◆ Task to carry out
Identify all lines of the data containing the string "dwelling" and copy them.

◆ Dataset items
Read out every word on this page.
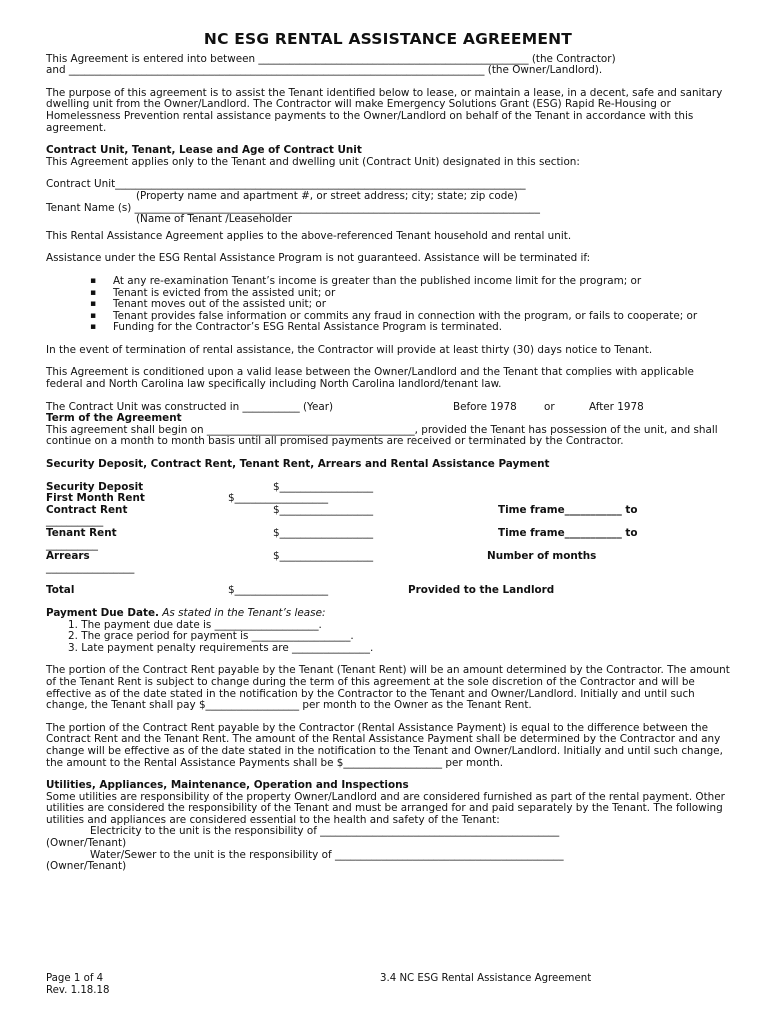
NC ESG RENTAL ASSISTANCE AGREEMENT

This Agreement is entered into between ____________________________________________________ (the Contractor)

and ________________________________________________________________________________ (the Owner/Landlord).

The purpose of this agreement is to assist the Tenant identified below to lease, or maintain a lease, in a decent, safe and sanitary dwelling unit from the Owner/Landlord. The Contractor will make Emergency Solutions Grant (ESG) Rapid Re-Housing or Homelessness Prevention rental assistance payments to the Owner/Landlord on behalf of the Tenant in accordance with this agreement.

Contract Unit, Tenant, Lease and Age of Contract Unit

This Agreement applies only to the Tenant and dwelling unit (Contract Unit) designated in this section:

Contract Unit_______________________________________________________________________________

(Property name and apartment #, or street address; city; state; zip code)

Tenant Name (s) ______________________________________________________________________________

(Name of Tenant /Leaseholder

This Rental Assistance Agreement applies to the above-referenced Tenant household and rental unit.

Assistance under the ESG Rental Assistance Program is not guaranteed. Assistance will be terminated if:

▪ At any re-examination Tenant’s income is greater than the published income limit for the program; or
▪ Tenant is evicted from the assisted unit; or
▪ Tenant moves out of the assisted unit; or
▪ Tenant provides false information or commits any fraud in connection with the program, or fails to cooperate; or
▪ Funding for the Contractor’s ESG Rental Assistance Program is terminated.

In the event of termination of rental assistance, the Contractor will provide at least thirty (30) days notice to Tenant.

This Agreement is conditioned upon a valid lease between the Owner/Landlord and the Tenant that complies with applicable federal and North Carolina law specifically including North Carolina landlord/tenant law.

The Contract Unit was constructed in ___________ (Year)	Before 1978	or	After 1978

Term of the Agreement

This agreement shall begin on ________________________________________, provided the Tenant has possession of the unit, and shall continue on a month to month basis until all promised payments are received or terminated by the Contractor.

Security Deposit, Contract Rent, Tenant Rent, Arrears and Rental Assistance Payment

Security Deposit	$__________________
First Month Rent	$__________________
Contract Rent	$__________________	Time frame___________ to
___________
Tenant Rent	$__________________	Time frame___________ to
__________
Arrears	$__________________	Number of months
_________________
Total	$__________________	Provided to the Landlord

Payment Due Date. As stated in the Tenant’s lease:

1. The payment due date is ____________________.
2. The grace period for payment is ___________________.
3. Late payment penalty requirements are _______________.

The portion of the Contract Rent payable by the Tenant (Tenant Rent) will be an amount determined by the Contractor. The amount of the Tenant Rent is subject to change during the term of this agreement at the sole discretion of the Contractor and will be effective as of the date stated in the notification by the Contractor to the Tenant and Owner/Landlord. Initially and until such change, the Tenant shall pay $__________________ per month to the Owner as the Tenant Rent.

The portion of the Contract Rent payable by the Contractor (Rental Assistance Payment) is equal to the difference between the Contract Rent and the Tenant Rent. The amount of the Rental Assistance Payment shall be determined by the Contractor and any change will be effective as of the date stated in the notification to the Tenant and Owner/Landlord. Initially and until such change, the amount to the Rental Assistance Payments shall be $___________________ per month.

Utilities, Appliances, Maintenance, Operation and Inspections

Some utilities are responsibility of the property Owner/Landlord and are considered furnished as part of the rental payment. Other utilities are considered the responsibility of the Tenant and must be arranged for and paid separately by the Tenant. The following utilities and appliances are considered essential to the health and safety of the Tenant:

Electricity to the unit is the responsibility of ______________________________________________

(Owner/Tenant)

Water/Sewer to the unit is the responsibility of ____________________________________________

(Owner/Tenant)

Page 1 of 4
Rev. 1.18.18
3.4 NC ESG Rental Assistance Agreement
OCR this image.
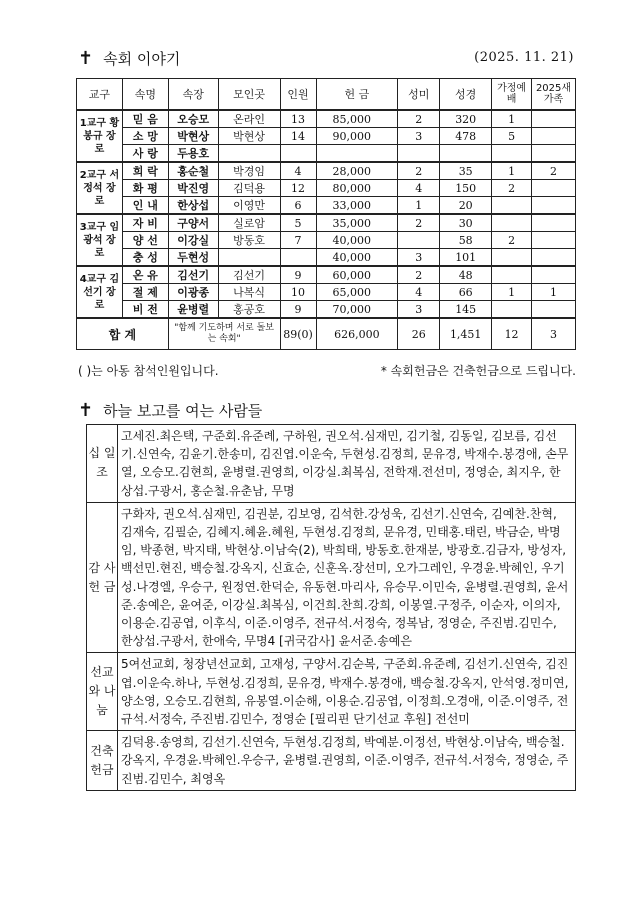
✝ 속회 이야기	(2025. 11. 21)
교구	속명	속장	모인곳	인원	헌 금	성미	성경	가정예배	2025새가족
1교구 황봉규 장로	믿 음	오승모	온라인	13	85,000	2	320	1	
	소 망	박현상	박현상	14	90,000	3	478	5	
	사 랑	두용호							
2교구 서정석 장로	희 락	홍순철	박경임	4	28,000	2	35	1	2
	화 평	박진영	김덕용	12	80,000	4	150	2	
	인 내	한상섭	이영만	6	33,000	1	20		
3교구 임광석 장로	자 비	구양서	실로암	5	35,000	2	30		
	양 선	이강실	방동호	7	40,000		58	2	
	충 성	두현성			40,000	3	101		
4교구 김선기 장로	온 유	김선기	김선기	9	60,000	2	48		
	절 제	이광종	나복식	10	65,000	4	66	1	1
	비 전	윤병렬	홍공호	9	70,000	3	145		
합 계		"함께 기도하며 서로 돌보는 속회"		89(0)	626,000	26	1,451	12	3
( )는 아동 참석인원입니다.	* 속회헌금은 건축헌금으로 드립니다.
✝ 하늘 보고를 여는 사람들
십 일 조	고세진.최은택, 구준회.유준례, 구하원, 권오석.심재민, 김기철, 김동일, 김보름, 김선기.신연숙, 김윤기.한송미, 김진엽.이운숙, 두현성.김정희, 문유경, 박재수.봉경애, 손무열, 오승모.김현희, 윤병렬.권영희, 이강실.최복심, 전학재.전선미, 정영순, 최지우, 한상섭.구광서, 홍순철.유춘남, 무명
감 사 헌 금	구화자, 권오석.심재민, 김권분, 김보영, 김석한.강성욱, 김선기.신연숙, 김예찬.찬혁, 김재숙, 김필순, 김혜지.혜윤.혜원, 두현성.김정희, 문유경, 민태홍.태린, 박금순, 박명임, 박종현, 박지태, 박현상.이남숙(2), 박희태, 방동호.한재분, 방광호.김금자, 방성자, 백선민.현진, 백승철.강옥지, 신효순, 신훈옥.장선미, 오가그레인, 우경윤.박혜인, 우기성.나경엘, 우승구, 원정연.한덕순, 유동현.마리사, 유승무.이민숙, 윤병렬.권영희, 윤서준.송예은, 윤여준, 이강실.최복심, 이건희.찬희.강희, 이봉열.구정주, 이순자, 이의자, 이용순.김공엽, 이후식, 이준.이영주, 전규석.서정숙, 정복남, 정영순, 주진범.김민수, 한상섭.구광서, 한애숙, 무명4 [귀국감사] 윤서준.송예은
선교 와 나눔	5여선교회, 청장년선교회, 고재성, 구양서.김순복, 구준회.유준례, 김선기.신연숙, 김진엽.이운숙.하나, 두현성.김정희, 문유경, 박재수.봉경애, 백승철.강옥지, 안석영.정미연, 양소영, 오승모.김현희, 유봉열.이순해, 이용순.김공엽, 이정희.오경애, 이준.이영주, 전규석.서정숙, 주진범.김민수, 정영순 [필리핀 단기선교 후원] 전선미
건축 헌금	김덕용.송영희, 김선기.신연숙, 두현성.김정희, 박예분.이정선, 박현상.이남숙, 백승철.강옥지, 우경윤.박혜인.우승구, 윤병렬.권영희, 이준.이영주, 전규석.서정숙, 정영순, 주진범.김민수, 최영옥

◆ In response
The purpose of this agreement is to assist the Tenant identified below to lease, or maintain a lease, in a decent, safe and sanitary dwelling unit from the Owner/Landlord. The Contractor will make Emergency Solutions Grant (ESG) Rapid Re-Housing or Homelessness Prevention rental assistance payments to the Owner/Landlord on behalf of the Tenant in accordance with this agreement.
This Agreement applies only to the Tenant and dwelling unit (Contract Unit) designated in this section:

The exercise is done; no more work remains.